## What you have to do:
Sort through the data and copy the lines holding the word "this".
--- Listing ---
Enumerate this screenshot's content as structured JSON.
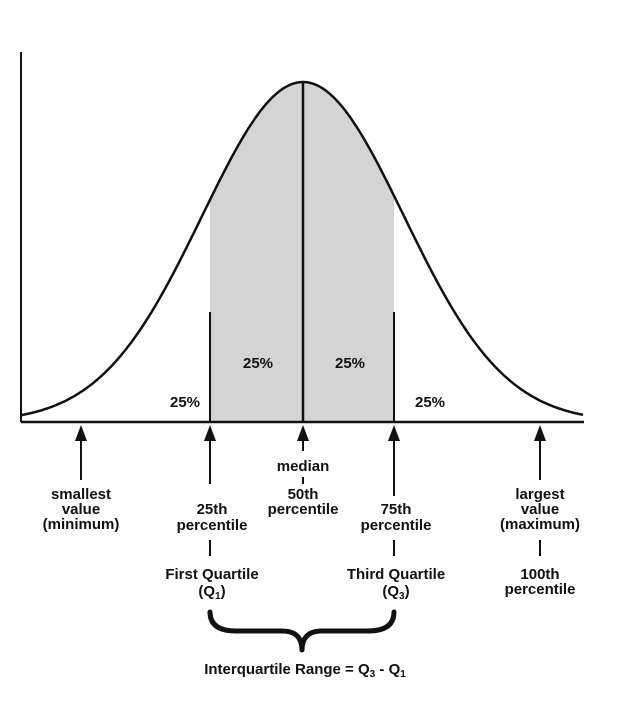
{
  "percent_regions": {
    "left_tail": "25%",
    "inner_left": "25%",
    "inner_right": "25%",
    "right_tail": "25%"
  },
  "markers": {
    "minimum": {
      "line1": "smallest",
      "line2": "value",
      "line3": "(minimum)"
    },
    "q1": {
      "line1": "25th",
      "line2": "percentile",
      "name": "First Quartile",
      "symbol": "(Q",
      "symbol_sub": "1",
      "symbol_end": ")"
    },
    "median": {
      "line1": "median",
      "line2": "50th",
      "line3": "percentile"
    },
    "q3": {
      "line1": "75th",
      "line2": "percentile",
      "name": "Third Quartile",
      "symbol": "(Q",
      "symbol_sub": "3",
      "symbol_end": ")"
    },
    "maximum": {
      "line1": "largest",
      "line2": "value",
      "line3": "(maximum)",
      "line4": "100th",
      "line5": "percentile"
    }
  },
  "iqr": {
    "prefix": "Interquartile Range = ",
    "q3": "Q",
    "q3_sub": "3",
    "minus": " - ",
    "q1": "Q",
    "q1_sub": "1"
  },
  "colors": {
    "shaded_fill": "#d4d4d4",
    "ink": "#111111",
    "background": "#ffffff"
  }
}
---
--- Listing ---
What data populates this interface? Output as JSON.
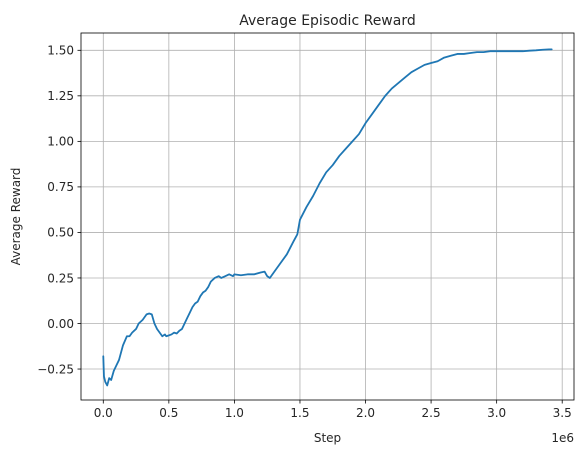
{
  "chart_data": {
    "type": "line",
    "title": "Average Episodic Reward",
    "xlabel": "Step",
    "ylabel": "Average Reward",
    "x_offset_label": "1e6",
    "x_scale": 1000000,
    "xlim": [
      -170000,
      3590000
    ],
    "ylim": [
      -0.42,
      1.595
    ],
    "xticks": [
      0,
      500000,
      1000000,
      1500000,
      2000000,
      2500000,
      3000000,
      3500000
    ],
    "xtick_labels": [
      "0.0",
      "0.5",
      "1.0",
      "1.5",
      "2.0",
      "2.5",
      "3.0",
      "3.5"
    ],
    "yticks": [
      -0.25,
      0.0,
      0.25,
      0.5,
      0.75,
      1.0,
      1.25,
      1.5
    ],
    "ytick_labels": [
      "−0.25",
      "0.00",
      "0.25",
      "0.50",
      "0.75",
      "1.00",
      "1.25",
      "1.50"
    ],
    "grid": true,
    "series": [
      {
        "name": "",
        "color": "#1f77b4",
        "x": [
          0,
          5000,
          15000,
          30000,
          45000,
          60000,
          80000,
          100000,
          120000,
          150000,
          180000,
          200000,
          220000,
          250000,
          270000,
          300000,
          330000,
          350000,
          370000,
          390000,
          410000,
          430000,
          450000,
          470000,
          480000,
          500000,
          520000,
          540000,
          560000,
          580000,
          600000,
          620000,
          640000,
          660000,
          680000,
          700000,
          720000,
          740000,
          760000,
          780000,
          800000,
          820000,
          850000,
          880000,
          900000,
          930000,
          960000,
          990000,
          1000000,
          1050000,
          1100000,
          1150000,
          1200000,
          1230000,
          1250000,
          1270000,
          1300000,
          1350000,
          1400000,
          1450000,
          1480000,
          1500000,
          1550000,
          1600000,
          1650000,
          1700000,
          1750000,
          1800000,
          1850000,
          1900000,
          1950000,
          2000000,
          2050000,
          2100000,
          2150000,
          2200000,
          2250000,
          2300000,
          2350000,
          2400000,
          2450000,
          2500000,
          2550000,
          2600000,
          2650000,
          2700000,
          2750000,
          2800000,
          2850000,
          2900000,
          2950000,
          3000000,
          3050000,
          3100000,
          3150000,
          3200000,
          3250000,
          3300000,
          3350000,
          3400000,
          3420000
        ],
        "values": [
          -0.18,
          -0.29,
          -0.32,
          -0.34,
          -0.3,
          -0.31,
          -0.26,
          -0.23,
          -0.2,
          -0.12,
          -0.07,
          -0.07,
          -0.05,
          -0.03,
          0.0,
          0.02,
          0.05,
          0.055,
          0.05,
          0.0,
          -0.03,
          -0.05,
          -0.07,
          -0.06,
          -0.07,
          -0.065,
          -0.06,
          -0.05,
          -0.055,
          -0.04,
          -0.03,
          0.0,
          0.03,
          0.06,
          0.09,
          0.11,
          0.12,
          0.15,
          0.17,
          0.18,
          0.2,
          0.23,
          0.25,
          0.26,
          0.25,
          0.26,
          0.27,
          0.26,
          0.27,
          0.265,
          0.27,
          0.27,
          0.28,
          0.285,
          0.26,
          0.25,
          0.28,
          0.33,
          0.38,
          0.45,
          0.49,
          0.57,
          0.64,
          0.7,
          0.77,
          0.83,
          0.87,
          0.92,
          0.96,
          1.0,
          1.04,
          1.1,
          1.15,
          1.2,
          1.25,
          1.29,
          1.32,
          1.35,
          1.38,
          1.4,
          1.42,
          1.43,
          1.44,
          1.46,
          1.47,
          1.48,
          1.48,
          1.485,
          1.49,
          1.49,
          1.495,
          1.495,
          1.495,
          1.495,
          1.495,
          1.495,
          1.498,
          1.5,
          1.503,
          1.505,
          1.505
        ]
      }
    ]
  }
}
---
## Problem solution:
Enumerate this screenshot's content as structured JSON.
What data populates this interface? Output as JSON.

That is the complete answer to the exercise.